> [Exercise instructions] Lines holding the string "fashionable" are the ones to copy; find them all in the data.

> [Supplied data]
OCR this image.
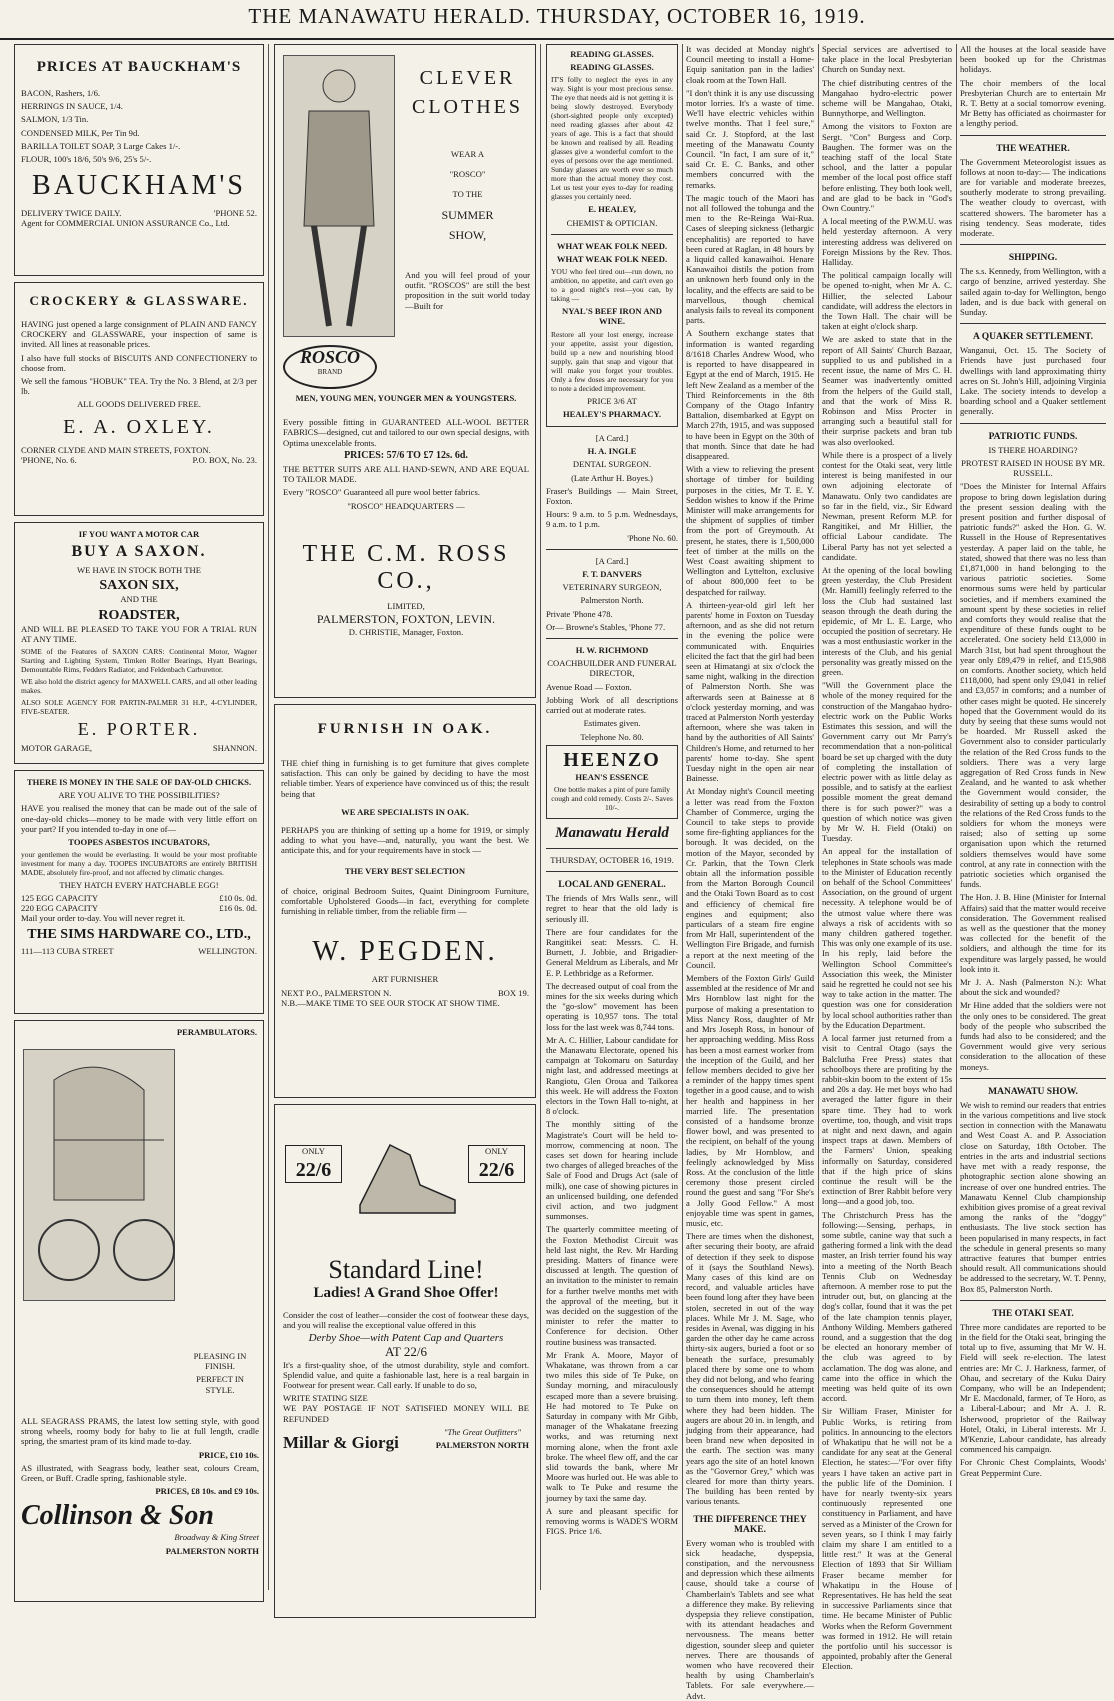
THE MANAWATU HERALD. THURSDAY, OCTOBER 16, 1919.
PRICES AT BAUCKHAM'S
BACON, Rashers, 1/6.
HERRINGS IN SAUCE, 1/4.
SALMON, 1/3 Tin.
CONDENSED MILK, Per Tin 9d.
BARILLA TOILET SOAP, 3 Large Cakes 1/-.
FLOUR, 100's 18/6, 50's 9/6, 25's 5/-.
BAUCKHAM'S
DELIVERY TWICE DAILY.	'PHONE 52.
Agent for COMMERCIAL UNION ASSURANCE Co., Ltd.
CROCKERY & GLASSWARE.
HAVING just opened a large consignment of PLAIN AND FANCY CROCKERY and GLASSWARE, your inspection of same is invited. All lines at reasonable prices.
I also have full stocks of BISCUITS AND CONFECTIONERY to choose from.
We sell the famous "HOBUK" TEA. Try the No. 3 Blend, at 2/3 per lb.
ALL GOODS DELIVERED FREE.
E. A. OXLEY.
CORNER CLYDE AND MAIN STREETS, FOXTON.
'PHONE, No. 6.	P.O. BOX, No. 23.
IF YOU WANT A MOTOR CAR
BUY A SAXON.
WE HAVE IN STOCK BOTH THE
SAXON SIX,
AND THE
ROADSTER,
AND WILL BE PLEASED TO TAKE YOU FOR A TRIAL RUN AT ANY TIME.
SOME of the Features of SAXON CARS: Continental Motor, Wagner Starting and Lighting System, Timken Roller Bearings, Hyatt Bearings, Demountable Rims, Fedders Radiator, and Feldenbach Carburettor.
WE also hold the district agency for MAXWELL CARS, and all other leading makes.
ALSO SOLE AGENCY FOR PARTIN-PALMER 31 H.P., 4-CYLINDER, FIVE-SEATER.
E. PORTER.
MOTOR GARAGE,	SHANNON.
THERE IS MONEY IN THE SALE OF DAY-OLD CHICKS.
ARE YOU ALIVE TO THE POSSIBILITIES?
HAVE you realised the money that can be made out of the sale of one-day-old chicks—money to be made with very little effort on your part? If you intended to-day in one of—
TOOPES ASBESTOS INCUBATORS,
your gentlemen the would be everlasting. It would be your most profitable investment for many a day. TOOPES INCUBATORS are entirely BRITISH MADE, absolutely fire-proof, and not affected by climatic changes.
THEY HATCH EVERY HATCHABLE EGG!
125 EGG CAPACITY	£10 0s. 0d.
220 EGG CAPACITY	£16 0s. 0d.
Mail your order to-day. You will never regret it.
THE SIMS HARDWARE CO., LTD.,
111—113 CUBA STREET	WELLINGTON.
PERAMBULATORS.
PLEASING IN FINISH.
PERFECT IN STYLE.
ALL SEAGRASS PRAMS, the latest low setting style, with good strong wheels, roomy body for baby to lie at full length, cradle spring, the smartest pram of its kind made to-day.
PRICE, £10 10s.
AS illustrated, with Seagrass body, leather seat, colours Cream, Green, or Buff. Cradle spring, fashionable style.
PRICES, £8 10s. and £9 10s.
Collinson & Son
Broadway & King Street
PALMERSTON NORTH
CLEVER
CLOTHES
WEAR A
"ROSCO"
TO THE
SUMMER
SHOW,
And you will feel proud of your outfit. "ROSCOS" are still the best proposition in the suit world today—Built for
ROSCO
BRAND
MEN, YOUNG MEN, YOUNGER MEN & YOUNGSTERS.
Every possible fitting in GUARANTEED ALL-WOOL BETTER FABRICS—designed, cut and tailored to our own special designs, with Optima unexcelable fronts.
PRICES: 57/6 TO £7 12s. 6d.
THE BETTER SUITS ARE ALL HAND-SEWN, AND ARE EQUAL TO TAILOR MADE.
Every "ROSCO" Guaranteed all pure wool better fabrics.
"ROSCO" HEADQUARTERS —
THE C.M. ROSS CO.,
LIMITED,
PALMERSTON, FOXTON, LEVIN.
D. CHRISTIE, Manager, Foxton.
FURNISH IN OAK.
THE chief thing in furnishing is to get furniture that gives complete satisfaction. This can only be gained by deciding to have the most reliable timber. Years of experience have convinced us of this; the result being that
WE ARE SPECIALISTS IN OAK.
PERHAPS you are thinking of setting up a home for 1919, or simply adding to what you have—and, naturally, you want the best. We anticipate this, and for your requirements have in stock —
THE VERY BEST SELECTION
of choice, original Bedroom Suites, Quaint Diningroom Furniture, comfortable Upholstered Goods—in fact, everything for complete furnishing in reliable timber, from the reliable firm —
W. PEGDEN.
ART FURNISHER
NEXT P.O., PALMERSTON N.	BOX 19.
N.B.—MAKE TIME TO SEE OUR STOCK AT SHOW TIME.
ONLY
22/6
ONLY
22/6
Standard Line!
Ladies! A Grand Shoe Offer!
Consider the cost of leather—consider the cost of footwear these days, and you will realise the exceptional value offered in this
Derby Shoe—with Patent Cap and Quarters
AT 22/6
It's a first-quality shoe, of the utmost durability, style and comfort. Splendid value, and quite a fashionable last, here is a real bargain in Footwear for present wear. Call early. If unable to do so,
WRITE STATING SIZE
WE PAY POSTAGE IF NOT SATISFIED MONEY WILL BE REFUNDED
Millar & Giorgi
"The Great Outfitters"
PALMERSTON NORTH
READING GLASSES.
READING GLASSES.
IT'S folly to neglect the eyes in any way. Sight is your most precious sense. The eye that needs aid is not getting it is being slowly destroyed. Everybody (short-sighted people only excepted) need reading glasses after about 42 years of age. This is a fact that should be known and realised by all. Reading glasses give a wonderful comfort to the eyes of persons over the age mentioned. Sunday glasses are worth ever so much more than the actual money they cost. Let us test your eyes to-day for reading glasses you certainly need.
E. HEALEY,
CHEMIST & OPTICIAN.
WHAT WEAK FOLK NEED.
WHAT WEAK FOLK NEED.
YOU who feel tired out—run down, no ambition, no appetite, and can't even go to a good night's rest—you can, by taking —
NYAL'S BEEF IRON AND WINE.
Restore all your lost energy, increase your appetite, assist your digestion, build up a new and nourishing blood supply, gain that snap and vigour that will make you forget your troubles. Only a few doses are necessary for you to note a decided improvement.
PRICE 3/6 AT
HEALEY'S PHARMACY.
[A Card.]
H. A. INGLE
DENTAL SURGEON.
(Late Arthur H. Boyes.)
Fraser's Buildings — Main Street, Foxton.
Hours: 9 a.m. to 5 p.m. Wednesdays, 9 a.m. to 1 p.m.
'Phone No. 60.
[A Card.]
F. T. DANVERS
VETERINARY SURGEON,
Palmerston North.
Private 'Phone 478.
Or— Browne's Stables, 'Phone 77.
H. W. RICHMOND
COACHBUILDER AND FUNERAL DIRECTOR,
Avenue Road — Foxton.
Jobbing Work of all descriptions carried out at moderate rates.
Estimates given.
Telephone No. 80.
HEENZO
HEAN'S ESSENCE
One bottle makes a pint of pure family cough and cold remedy. Costs 2/-. Saves 10/-.
Manawatu Herald
THURSDAY, OCTOBER 16, 1919.
LOCAL AND GENERAL.
The friends of Mrs Walls senr., will regret to hear that the old lady is seriously ill.
There are four candidates for the Rangitikei seat: Messrs. C. H. Burnett, J. Jobbie, and Brigadier-General Meldrum as Liberals, and Mr E. P. Lethbridge as a Reformer.
The decreased output of coal from the mines for the six weeks during which the "go-slow" movement has been operating is 10,957 tons. The total loss for the last week was 8,744 tons.
Mr A. C. Hillier, Labour candidate for the Manawatu Electorate, opened his campaign at Tokomaru on Saturday night last, and addressed meetings at Rangiotu, Glen Oroua and Taikorea this week. He will address the Foxton electors in the Town Hall to-night, at 8 o'clock.
The monthly sitting of the Magistrate's Court will be held to-morrow, commencing at noon. The cases set down for hearing include two charges of alleged breaches of the Sale of Food and Drugs Act (sale of milk), one case of showing pictures in an unlicensed building, one defended civil action, and two judgment summonses.
The quarterly committee meeting of the Foxton Methodist Circuit was held last night, the Rev. Mr Harding presiding. Matters of finance were discussed at length. The question of an invitation to the minister to remain for a further twelve months met with the approval of the meeting, but it was decided on the suggestion of the minister to refer the matter to Conference for decision. Other routine business was transacted.
Mr Frank A. Moore, Mayor of Whakatane, was thrown from a car two miles this side of Te Puke, on Sunday morning, and miraculously escaped more than a severe bruising. He had motored to Te Puke on Saturday in company with Mr Gibb, manager of the Whakatane freezing works, and was returning next morning alone, when the front axle broke. The wheel flew off, and the car slid towards the bank, where Mr Moore was hurled out. He was able to walk to Te Puke and resume the journey by taxi the same day.
A sure and pleasant specific for removing worms is WADE'S WORM FIGS. Price 1/6.
It was decided at Monday night's Council meeting to install a Home-Equip sanitation pan in the ladies' cloak room at the Town Hall.
"I don't think it is any use discussing motor lorries. It's a waste of time. We'll have electric vehicles within twelve months. That I feel sure," said Cr. J. Stopford, at the last meeting of the Manawatu County Council. "In fact, I am sure of it," said Cr. E. C. Banks, and other members concurred with the remarks.
The magic touch of the Maori has not all followed the tohunga and the men to the Re-Reinga Wai-Rua. Cases of sleeping sickness (lethargic encephalitis) are reported to have been cured at Raglan, in 48 hours by a liquid called kanawaihoi. Henare Kanawaihoi distils the potion from an unknown herb found only in the locality, and the effects are said to be marvellous, though chemical analysis fails to reveal its component parts.
A Southern exchange states that information is wanted regarding 8/1618 Charles Andrew Wood, who is reported to have disappeared in Egypt at the end of March, 1915. He left New Zealand as a member of the Third Reinforcements in the 8th Company of the Otago Infantry Battalion, disembarked at Egypt on March 27th, 1915, and was supposed to have been in Egypt on the 30th of that month. Since that date he had disappeared.
With a view to relieving the present shortage of timber for building purposes in the cities, Mr T. E. Y. Seddon wishes to know if the Prime Minister will make arrangements for the shipment of supplies of timber from the port of Greymouth. At present, he states, there is 1,500,000 feet of timber at the mills on the West Coast awaiting shipment to Wellington and Lyttelton, exclusive of about 800,000 feet to be despatched for railway.
A thirteen-year-old girl left her parents' home in Foxton on Tuesday afternoon, and as she did not return in the evening the police were communicated with. Enquiries elicited the fact that the girl had been seen at Himatangi at six o'clock the same night, walking in the direction of Palmerston North. She was afterwards seen at Bainesse at 8 o'clock yesterday morning, and was traced at Palmerston North yesterday afternoon, where she was taken in hand by the authorities of All Saints' Children's Home, and returned to her parents' home to-day. She spent Tuesday night in the open air near Bainesse.
At Monday night's Council meeting a letter was read from the Foxton Chamber of Commerce, urging the Council to take steps to provide some fire-fighting appliances for the borough. It was decided, on the motion of the Mayor, seconded by Cr. Parkin, that the Town Clerk obtain all the information possible from the Marton Borough Council and the Otaki Town Board as to cost and efficiency of chemical fire engines and equipment; also particulars of a steam fire engine from Mr Hall, superintendent of the Wellington Fire Brigade, and furnish a report at the next meeting of the Council.
Members of the Foxton Girls' Guild assembled at the residence of Mr and Mrs Hornblow last night for the purpose of making a presentation to Miss Nancy Ross, daughter of Mr and Mrs Joseph Ross, in honour of her approaching wedding. Miss Ross has been a most earnest worker from the inception of the Guild, and her fellow members decided to give her a reminder of the happy times spent together in a good cause, and to wish her health and happiness in her married life. The presentation consisted of a handsome bronze flower bowl, and was presented to the recipient, on behalf of the young ladies, by Mr Hornblow, and feelingly acknowledged by Miss Ross. At the conclusion of the little ceremony those present circled round the guest and sang "For She's a Jolly Good Fellow." A most enjoyable time was spent in games, music, etc.
There are times when the dishonest, after securing their booty, are afraid of detection if they seek to dispose of it (says the Southland News). Many cases of this kind are on record, and valuable articles have been found long after they have been stolen, secreted in out of the way places. While Mr J. M. Sage, who resides in Avenal, was digging in his garden the other day he came across thirty-six augers, buried a foot or so beneath the surface, presumably placed there by some one to whom they did not belong, and who fearing the consequences should he attempt to turn them into money, left them where they had been hidden. The augers are about 20 in. in length, and judging from their appearance, had been brand new when deposited in the earth. The section was many years ago the site of an hotel known as the "Governor Grey," which was cleared for more than thirty years. The building has been rented by various tenants.
THE DIFFERENCE THEY MAKE.
Every woman who is troubled with sick headache, dyspepsia, constipation, and the nervousness and depression which these ailments cause, should take a course of Chamberlain's Tablets and see what a difference they make. By relieving dyspepsia they relieve constipation, with its attendant headaches and nervousness. The means better digestion, sounder sleep and quieter nerves. There are thousands of women who have recovered their health by using Chamberlain's Tablets. For sale everywhere.—Advt.
Special services are advertised to take place in the local Presbyterian Church on Sunday next.
The chief distributing centres of the Mangahao hydro-electric power scheme will be Mangahao, Otaki, Bunnythorpe, and Wellington.
Among the visitors to Foxton are Sergt. "Con" Burgess and Corp. Baughen. The former was on the teaching staff of the local State school, and the latter a popular member of the local post office staff before enlisting. They both look well, and are glad to be back in "God's Own Country."
A local meeting of the P.W.M.U. was held yesterday afternoon. A very interesting address was delivered on Foreign Missions by the Rev. Thos. Halliday.
The political campaign locally will be opened to-night, when Mr A. C. Hillier, the selected Labour candidate, will address the electors in the Town Hall. The chair will be taken at eight o'clock sharp.
We are asked to state that in the report of All Saints' Church Bazaar, supplied to us and published in a recent issue, the name of Mrs C. H. Seamer was inadvertently omitted from the helpers of the Guild stall, and that the work of Miss R. Robinson and Miss Procter in arranging such a beautiful stall for their surprise packets and bran tub was also overlooked.
While there is a prospect of a lively contest for the Otaki seat, very little interest is being manifested in our own adjoining electorate of Manawatu. Only two candidates are so far in the field, viz., Sir Edward Newman, present Reform M.P. for Rangitikei, and Mr Hillier, the official Labour candidate. The Liberal Party has not yet selected a candidate.
At the opening of the local bowling green yesterday, the Club President (Mr. Hamill) feelingly referred to the loss the Club had sustained last season through the death during the epidemic, of Mr L. E. Large, who occupied the position of secretary. He was a most enthusiastic worker in the interests of the Club, and his genial personality was greatly missed on the green.
"Will the Government place the whole of the money required for the construction of the Mangahao hydro-electric work on the Public Works Estimates this session, and will the Government carry out Mr Parry's recommendation that a non-political board be set up charged with the duty of completing the installation of electric power with as little delay as possible, and to satisfy at the earliest possible moment the great demand there is for such power?" was a question of which notice was given by Mr W. H. Field (Otaki) on Tuesday.
An appeal for the installation of telephones in State schools was made to the Minister of Education recently on behalf of the School Committees' Association, on the ground of urgent necessity. A telephone would be of the utmost value where there was always a risk of accidents with so many children gathered together. This was only one example of its use. In his reply, laid before the Wellington School Committee's Association this week, the Minister said he regretted he could not see his way to take action in the matter. The question was one for consideration by local school authorities rather than by the Education Department.
A local farmer just returned from a visit to Central Otago (says the Balclutha Free Press) states that schoolboys there are profiting by the rabbit-skin boom to the extent of 15s and 20s a day. He met boys who had averaged the latter figure in their spare time. They had to work overtime, too, though, and visit traps at night and next dawn, and again inspect traps at dawn. Members of the Farmers' Union, speaking informally on Saturday, considered that if the high price of skins continue the result will be the extinction of Brer Rabbit before very long—and a good job, too.
The Christchurch Press has the following:—Sensing, perhaps, in some subtle, canine way that such a gathering formed a link with the dead master, an Irish terrier found his way into a meeting of the North Beach Tennis Club on Wednesday afternoon. A member rose to put the intruder out, but, on glancing at the dog's collar, found that it was the pet of the late champion tennis player, Anthony Wilding. Members gathered round, and a suggestion that the dog be elected an honorary member of the club was agreed to by acclamation. The dog was alone, and came into the office in which the meeting was held quite of its own accord.
Sir William Fraser, Minister for Public Works, is retiring from politics. In announcing to the electors of Whakatipu that he will not be a candidate for any seat at the General Election, he states:—"For over fifty years I have taken an active part in the public life of the Dominion. I have for nearly twenty-six years continuously represented one constituency in Parliament, and have served as a Minister of the Crown for seven years, so I think I may fairly claim my share I am entitled to a little rest." It was at the General Election of 1893 that Sir William Fraser became member for Whakatipu in the House of Representatives. He has held the seat in successive Parliaments since that time. He became Minister of Public Works when the Reform Government was formed in 1912. He will retain the portfolio until his successor is appointed, probably after the General Election.
All the houses at the local seaside have been booked up for the Christmas holidays.
The choir members of the local Presbyterian Church are to entertain Mr R. T. Betty at a social tomorrow evening. Mr Betty has officiated as choirmaster for a lengthy period.
THE WEATHER.
The Government Meteorologist issues as follows at noon to-day:— The indications are for variable and moderate breezes, southerly moderate to strong prevailing. The weather cloudy to overcast, with scattered showers. The barometer has a rising tendency. Seas moderate, tides moderate.
SHIPPING.
The s.s. Kennedy, from Wellington, with a cargo of benzine, arrived yesterday. She sailed again to-day for Wellington, bengo laden, and is due back with general on Sunday.
A QUAKER SETTLEMENT.
Wanganui, Oct. 15. The Society of Friends have just purchased four dwellings with land approximating thirty acres on St. John's Hill, adjoining Virginia Lake. The society intends to develop a boarding school and a Quaker settlement generally.
PATRIOTIC FUNDS.
IS THERE HOARDING?
PROTEST RAISED IN HOUSE BY MR. RUSSELL.
"Does the Minister for Internal Affairs propose to bring down legislation during the present session dealing with the present position and further disposal of patriotic funds?" asked the Hon. G. W. Russell in the House of Representatives yesterday. A paper laid on the table, he stated, showed that there was no less than £1,871,000 in hand belonging to the various patriotic societies. Some enormous sums were held by particular societies, and if members examined the amount spent by these societies in relief and comforts they would realise that the expenditure of these funds ought to be accelerated. One society held £13,000 in March 31st, but had spent throughout the year only £89,479 in relief, and £15,988 on comforts. Another society, which held £118,000, had spent only £9,041 in relief and £3,057 in comforts; and a number of other cases might be quoted. He sincerely hoped that the Government would do its duty by seeing that these sums would not be hoarded. Mr Russell asked the Government also to consider particularly the relation of the Red Cross funds to the soldiers. There was a very large aggregation of Red Cross funds in New Zealand, and he wanted to ask whether the Government would consider, the desirability of setting up a body to control the relations of the Red Cross funds to the soldiers for whom the moneys were raised; also of setting up some organisation upon which the returned soldiers themselves would have some control, at any rate in connection with the patriotic societies which organised the funds.
The Hon. J. B. Hine (Minister for Internal Affairs) said that the matter would receive consideration. The Government realised as well as the questioner that the money was collected for the benefit of the soldiers, and although the time for its expenditure was largely passed, he would look into it.
Mr J. A. Nash (Palmerston N.): What about the sick and wounded?
Mr Hine added that the soldiers were not the only ones to be considered. The great body of the people who subscribed the funds had also to be considered; and the Government would give very serious consideration to the allocation of these moneys.
MANAWATU SHOW.
We wish to remind our readers that entries in the various competitions and live stock section in connection with the Manawatu and West Coast A. and P. Association close on Saturday, 18th October. The entries in the arts and industrial sections have met with a ready response, the photographic section alone showing an increase of over one hundred entries. The Manawatu Kennel Club championship exhibition gives promise of a great revival among the ranks of the "doggy" enthusiasts. The live stock section has been popularised in many respects, in fact the schedule in general presents so many attractive features that bumper entries should result. All communications should be addressed to the secretary, W. T. Penny, Box 85, Palmerston North.
THE OTAKI SEAT.
Three more candidates are reported to be in the field for the Otaki seat, bringing the total up to five, assuming that Mr W. H. Field will seek re-election. The latest entries are: Mr C. J. Harkness, farmer, of Ohau, and secretary of the Kuku Dairy Company, who will be an Independent; Mr E. Macdonald, farmer, of Te Horo, as a Liberal-Labour; and Mr A. J. R. Isherwood, proprietor of the Railway Hotel, Otaki, in Liberal interests. Mr J. M'Kenzie, Labour candidate, has already commenced his campaign.
For Chronic Chest Complaints, Woods' Great Peppermint Cure.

> [Finished answer]
AS illustrated, with Seagrass body, leather seat, colours Cream, Green, or Buff. Cradle spring, fashionable style.
It's a first-quality shoe, of the utmost durability, style and comfort. Splendid value, and quite a fashionable last, here is a real bargain in Footwear for present wear. Call early. If unable to do so,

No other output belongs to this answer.